**STORED ROWS:**
[Start]

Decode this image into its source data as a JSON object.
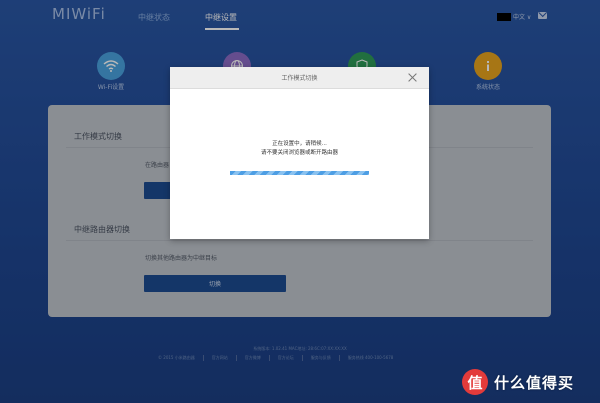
{
  "header": {
    "logo": "MIWiFi",
    "nav": [
      {
        "label": "中继状态",
        "active": false
      },
      {
        "label": "中继设置",
        "active": true
      }
    ],
    "lang": "中文 ∨"
  },
  "circles": [
    {
      "label": "Wi-Fi设置",
      "icon": "wifi-icon",
      "color": "#4aa3df"
    },
    {
      "label": "",
      "icon": "globe-icon",
      "color": "#8c6bc5"
    },
    {
      "label": "",
      "icon": "shield-icon",
      "color": "#2f9a58"
    },
    {
      "label": "系统状态",
      "icon": "info-icon",
      "color": "#e8a41e"
    }
  ],
  "panel": {
    "section1_title": "工作模式切换",
    "section1_text": "在路由器",
    "section2_title": "中继路由器切换",
    "section2_text": "切换其他路由器为中继目标",
    "switch_button": "切换"
  },
  "footer": {
    "line1": "系统版本: 1.02.41 MAC地址: 28:6C:07:XX:XX:XX",
    "links": [
      "© 2015 小米路由器",
      "官方网站",
      "官方微博",
      "官方论坛",
      "服务与反馈",
      "服务热线 400-100-5678"
    ]
  },
  "modal": {
    "title": "工作模式切换",
    "line1": "正在设置中，请稍候...",
    "line2": "请不要关闭浏览器或断开路由器",
    "progress": 1.0
  },
  "watermark": {
    "logo": "值",
    "text": "什么值得买"
  }
}
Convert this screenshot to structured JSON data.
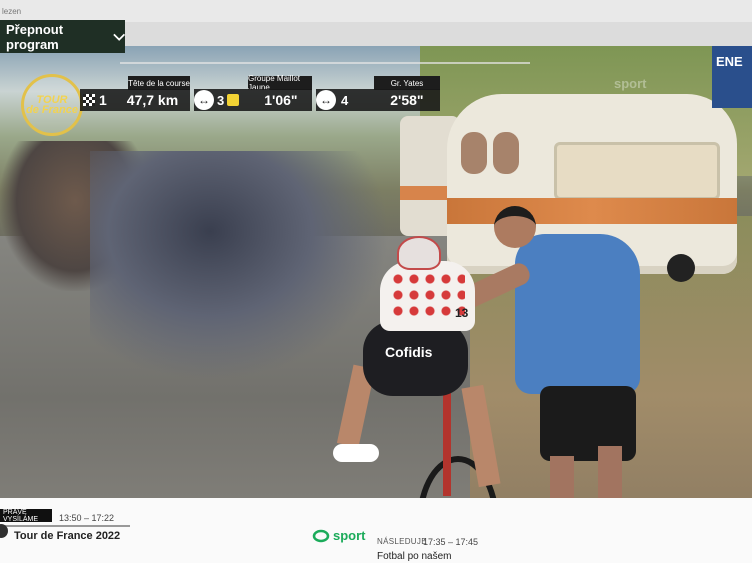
{
  "topbar": {
    "breadcrumb": "lezen"
  },
  "program_switch": {
    "label": "Přepnout program",
    "icon": "chevron-down-icon"
  },
  "overlay": {
    "logo_text_1": "TOUR",
    "logo_text_2": "de France",
    "head_label": "Tête de la course",
    "head_count": "1",
    "head_distance": "47,7 km",
    "group_label": "Groupe Maillot Jaune",
    "group_count": "3",
    "group_gap": "1'06\"",
    "yates_label": "Gr. Yates",
    "yates_count": "4",
    "yates_gap": "2'58\""
  },
  "scene": {
    "rider_sponsor": "Cofidis",
    "rider_bib": "13",
    "watermark": "sport",
    "ad_text": "ENE"
  },
  "now_playing": {
    "badge": "PRÁVĚ VYSÍLÁME",
    "time": "13:50 – 17:22",
    "title": "Tour de France 2022"
  },
  "channel": {
    "name": "sport",
    "color": "#1bab5a"
  },
  "next": {
    "label": "NÁSLEDUJE",
    "time": "17:35 – 17:45",
    "title": "Fotbal po našem"
  }
}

[End]

**TASK INSTRUCTIONS:** Copy each line of the listing that holds the word "this".

**EXERCISE OUTPUT:**
Decode this image into its source data as a JSON object.
Convert this screenshot to structured JSON data.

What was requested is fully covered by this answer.